Problem details | Reproduce all the entries exactly and keep the pictures out.

:: Input ::

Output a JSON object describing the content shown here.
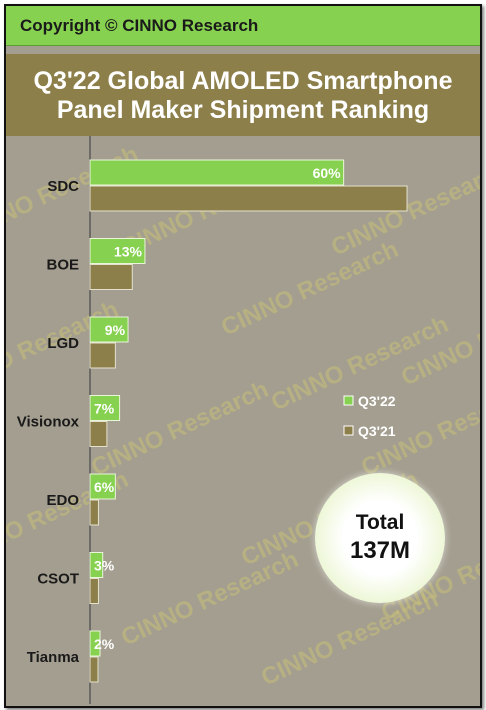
{
  "header": {
    "copyright": "Copyright © CINNO Research",
    "title_line1": "Q3'22 Global AMOLED Smartphone",
    "title_line2": "Panel Maker Shipment Ranking"
  },
  "total": {
    "label": "Total",
    "value": "137M"
  },
  "watermark": "CINNO Research",
  "colors": {
    "background": "#a39e8f",
    "header_green": "#86d14f",
    "title_band": "#8c7f4a",
    "q3_22": "#86d14f",
    "q3_21": "#8c7f4a"
  },
  "chart_data": {
    "type": "bar",
    "orientation": "horizontal",
    "title": "Q3'22 Global AMOLED Smartphone Panel Maker Shipment Ranking",
    "categories": [
      "SDC",
      "BOE",
      "LGD",
      "Visionox",
      "EDO",
      "CSOT",
      "Tianma"
    ],
    "series": [
      {
        "name": "Q3'22",
        "values": [
          60,
          13,
          9,
          7,
          6,
          3,
          2
        ],
        "labels": [
          "60%",
          "13%",
          "9%",
          "7%",
          "6%",
          "3%",
          "2%"
        ],
        "color": "#86d14f"
      },
      {
        "name": "Q3'21",
        "values": [
          75,
          10,
          6,
          4,
          2,
          2,
          1.5
        ],
        "color": "#8c7f4a"
      }
    ],
    "xlim": [
      0,
      80
    ],
    "legend": "right-middle",
    "grid": false
  }
}
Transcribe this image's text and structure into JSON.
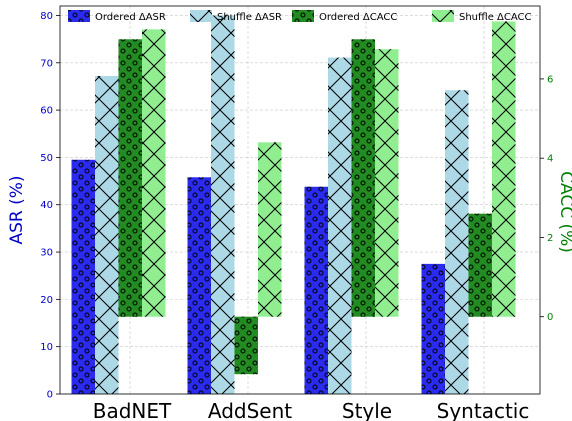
{
  "chart_data": {
    "type": "bar",
    "categories": [
      "BadNET",
      "AddSent",
      "Style",
      "Syntactic"
    ],
    "ylabel": "ASR (%)",
    "ylabel_right": "CACC (%)",
    "ylim": [
      0,
      82
    ],
    "ylim_right": [
      -1.95,
      7.84
    ],
    "yticks": [
      0,
      10,
      20,
      30,
      40,
      50,
      60,
      70,
      80
    ],
    "yticks_right": [
      0,
      2,
      4,
      6
    ],
    "grid": true,
    "legend_position": "top",
    "series": [
      {
        "name": "Ordered ΔASR",
        "axis": "left",
        "values": [
          49.5,
          45.8,
          43.8,
          27.5
        ],
        "color": "#2b2bf0",
        "hatch": "circles"
      },
      {
        "name": "Shuffle ΔASR",
        "axis": "left",
        "values": [
          67.2,
          80.0,
          71.1,
          64.2
        ],
        "color": "#add8e6",
        "hatch": "cross"
      },
      {
        "name": "Ordered ΔCACC",
        "axis": "right",
        "values": [
          7.0,
          -1.45,
          7.0,
          2.6
        ],
        "color": "#228b22",
        "hatch": "circles"
      },
      {
        "name": "Shuffle ΔCACC",
        "axis": "right",
        "values": [
          7.25,
          4.4,
          6.75,
          7.45
        ],
        "color": "#90ee90",
        "hatch": "cross"
      }
    ]
  }
}
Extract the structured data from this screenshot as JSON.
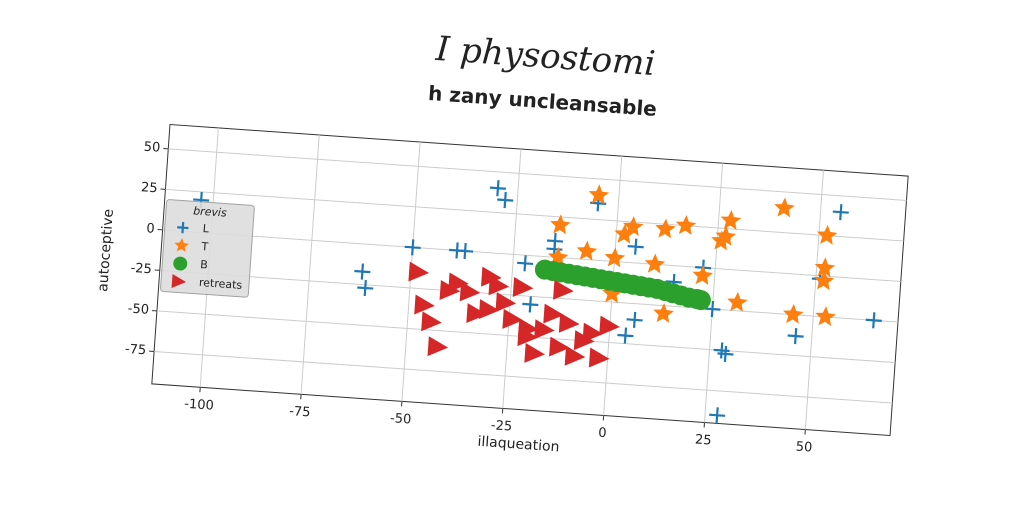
{
  "chart_data": {
    "type": "scatter",
    "title": "I physostomi",
    "subtitle": "h zany uncleansable",
    "x_label": "illaqueation",
    "y_label": "autoceptive",
    "legend_title": "brevis",
    "legend": "center left",
    "grid": true,
    "xlim": [
      -112,
      71
    ],
    "ylim": [
      -95,
      65
    ],
    "xticks": [
      -100,
      -75,
      -50,
      -25,
      0,
      25,
      50
    ],
    "yticks": [
      -75,
      -50,
      -25,
      0,
      25,
      50
    ],
    "series": [
      {
        "name": "L",
        "color": "#1f77b4",
        "marker": "plus",
        "x": [
          -103,
          -62,
          -61,
          -50,
          -39,
          -37,
          -30,
          -28,
          -22,
          -15,
          -15,
          -5,
          5,
          -20,
          15,
          22,
          25,
          6,
          4,
          28,
          29,
          46,
          51,
          55,
          65,
          28
        ],
        "values": [
          20,
          -17,
          -27,
          0,
          0,
          0,
          40,
          33,
          -5,
          10,
          5,
          35,
          10,
          -30,
          -10,
          0,
          -25,
          -35,
          -45,
          -50,
          -52,
          -38,
          -2,
          40,
          -25,
          -90
        ]
      },
      {
        "name": "T",
        "color": "#ff7f0e",
        "marker": "star",
        "x": [
          -5,
          -14,
          -7,
          2,
          0,
          4,
          -14,
          10,
          12,
          17,
          27,
          26,
          28,
          41,
          52,
          52,
          52,
          22,
          0,
          31,
          45,
          53,
          13
        ],
        "values": [
          40,
          20,
          5,
          17,
          2,
          22,
          0,
          0,
          22,
          25,
          20,
          17,
          30,
          40,
          25,
          5,
          -3,
          -5,
          -20,
          -20,
          -25,
          -25,
          -30
        ]
      },
      {
        "name": "B",
        "color": "#2ca02c",
        "marker": "circle",
        "x": [
          -17,
          -15,
          -13,
          -11,
          -9,
          -7,
          -5,
          -3,
          -1,
          1,
          3,
          5,
          7,
          9,
          11,
          13,
          15,
          17,
          19,
          21,
          22
        ],
        "values": [
          -8,
          -8.5,
          -9,
          -9.5,
          -10,
          -10.5,
          -11,
          -11.5,
          -12,
          -12.5,
          -13,
          -13.5,
          -14,
          -14.5,
          -15,
          -16,
          -17,
          -18,
          -19,
          -19.5,
          -20
        ]
      },
      {
        "name": "retreats",
        "color": "#d62728",
        "marker": "triangle",
        "x": [
          -48,
          -46,
          -44,
          -42,
          -38,
          -35,
          -33,
          -30,
          -28,
          -26,
          -24,
          -22,
          -20,
          -18,
          -16,
          -14,
          -12,
          -10,
          -8,
          -6,
          -4,
          -2,
          0,
          -30,
          -40,
          -12,
          -20
        ],
        "values": [
          -15,
          -35,
          -45,
          -60,
          -20,
          -25,
          -38,
          -15,
          -20,
          -30,
          -40,
          -20,
          -45,
          -60,
          -45,
          -35,
          -55,
          -40,
          -60,
          -50,
          -45,
          -60,
          -40,
          -35,
          -25,
          -20,
          -50
        ]
      }
    ]
  }
}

:::

Solution for this exercise |
Output a JSON object describing the content shown here.
{
  "header": {
    "copyright": "Copyright © CINNO Research",
    "title_line1": "Q3'22 Global AMOLED Smartphone",
    "title_line2": "Panel Maker Shipment Ranking"
  },
  "total": {
    "label": "Total",
    "value": "137M"
  },
  "watermark": "CINNO Research",
  "colors": {
    "background": "#a39e8f",
    "header_green": "#86d14f",
    "title_band": "#8c7f4a",
    "q3_22": "#86d14f",
    "q3_21": "#8c7f4a"
  },
  "chart_data": {
    "type": "bar",
    "orientation": "horizontal",
    "title": "Q3'22 Global AMOLED Smartphone Panel Maker Shipment Ranking",
    "categories": [
      "SDC",
      "BOE",
      "LGD",
      "Visionox",
      "EDO",
      "CSOT",
      "Tianma"
    ],
    "series": [
      {
        "name": "Q3'22",
        "values": [
          60,
          13,
          9,
          7,
          6,
          3,
          2
        ],
        "labels": [
          "60%",
          "13%",
          "9%",
          "7%",
          "6%",
          "3%",
          "2%"
        ],
        "color": "#86d14f"
      },
      {
        "name": "Q3'21",
        "values": [
          75,
          10,
          6,
          4,
          2,
          2,
          1.5
        ],
        "color": "#8c7f4a"
      }
    ],
    "xlim": [
      0,
      80
    ],
    "legend": "right-middle",
    "grid": false
  }
}
Transcribe this image's text and structure into JSON.
{
  "chart_data": {
    "type": "bar",
    "categories": [
      "BadNET",
      "AddSent",
      "Style",
      "Syntactic"
    ],
    "ylabel": "ASR (%)",
    "ylabel_right": "CACC (%)",
    "ylim": [
      0,
      82
    ],
    "ylim_right": [
      -1.95,
      7.84
    ],
    "yticks": [
      0,
      10,
      20,
      30,
      40,
      50,
      60,
      70,
      80
    ],
    "yticks_right": [
      0,
      2,
      4,
      6
    ],
    "grid": true,
    "legend_position": "top",
    "series": [
      {
        "name": "Ordered ΔASR",
        "axis": "left",
        "values": [
          49.5,
          45.8,
          43.8,
          27.5
        ],
        "color": "#2b2bf0",
        "hatch": "circles"
      },
      {
        "name": "Shuffle ΔASR",
        "axis": "left",
        "values": [
          67.2,
          80.0,
          71.1,
          64.2
        ],
        "color": "#add8e6",
        "hatch": "cross"
      },
      {
        "name": "Ordered ΔCACC",
        "axis": "right",
        "values": [
          7.0,
          -1.45,
          7.0,
          2.6
        ],
        "color": "#228b22",
        "hatch": "circles"
      },
      {
        "name": "Shuffle ΔCACC",
        "axis": "right",
        "values": [
          7.25,
          4.4,
          6.75,
          7.45
        ],
        "color": "#90ee90",
        "hatch": "cross"
      }
    ]
  }
}
Extract the structured data from this screenshot as JSON.
{
  "chart_data": {
    "type": "scatter",
    "title": "I physostomi",
    "subtitle": "h zany uncleansable",
    "x_label": "illaqueation",
    "y_label": "autoceptive",
    "legend_title": "brevis",
    "legend": "center left",
    "grid": true,
    "xlim": [
      -112,
      71
    ],
    "ylim": [
      -95,
      65
    ],
    "xticks": [
      -100,
      -75,
      -50,
      -25,
      0,
      25,
      50
    ],
    "yticks": [
      -75,
      -50,
      -25,
      0,
      25,
      50
    ],
    "series": [
      {
        "name": "L",
        "color": "#1f77b4",
        "marker": "plus",
        "x": [
          -103,
          -62,
          -61,
          -50,
          -39,
          -37,
          -30,
          -28,
          -22,
          -15,
          -15,
          -5,
          5,
          -20,
          15,
          22,
          25,
          6,
          4,
          28,
          29,
          46,
          51,
          55,
          65,
          28
        ],
        "values": [
          20,
          -17,
          -27,
          0,
          0,
          0,
          40,
          33,
          -5,
          10,
          5,
          35,
          10,
          -30,
          -10,
          0,
          -25,
          -35,
          -45,
          -50,
          -52,
          -38,
          -2,
          40,
          -25,
          -90
        ]
      },
      {
        "name": "T",
        "color": "#ff7f0e",
        "marker": "star",
        "x": [
          -5,
          -14,
          -7,
          2,
          0,
          4,
          -14,
          10,
          12,
          17,
          27,
          26,
          28,
          41,
          52,
          52,
          52,
          22,
          0,
          31,
          45,
          53,
          13
        ],
        "values": [
          40,
          20,
          5,
          17,
          2,
          22,
          0,
          0,
          22,
          25,
          20,
          17,
          30,
          40,
          25,
          5,
          -3,
          -5,
          -20,
          -20,
          -25,
          -25,
          -30
        ]
      },
      {
        "name": "B",
        "color": "#2ca02c",
        "marker": "circle",
        "x": [
          -17,
          -15,
          -13,
          -11,
          -9,
          -7,
          -5,
          -3,
          -1,
          1,
          3,
          5,
          7,
          9,
          11,
          13,
          15,
          17,
          19,
          21,
          22
        ],
        "values": [
          -8,
          -8.5,
          -9,
          -9.5,
          -10,
          -10.5,
          -11,
          -11.5,
          -12,
          -12.5,
          -13,
          -13.5,
          -14,
          -14.5,
          -15,
          -16,
          -17,
          -18,
          -19,
          -19.5,
          -20
        ]
      },
      {
        "name": "retreats",
        "color": "#d62728",
        "marker": "triangle",
        "x": [
          -48,
          -46,
          -44,
          -42,
          -38,
          -35,
          -33,
          -30,
          -28,
          -26,
          -24,
          -22,
          -20,
          -18,
          -16,
          -14,
          -12,
          -10,
          -8,
          -6,
          -4,
          -2,
          0,
          -30,
          -40,
          -12,
          -20
        ],
        "values": [
          -15,
          -35,
          -45,
          -60,
          -20,
          -25,
          -38,
          -15,
          -20,
          -30,
          -40,
          -20,
          -45,
          -60,
          -45,
          -35,
          -55,
          -40,
          -60,
          -50,
          -45,
          -60,
          -40,
          -35,
          -25,
          -20,
          -50
        ]
      }
    ]
  }
}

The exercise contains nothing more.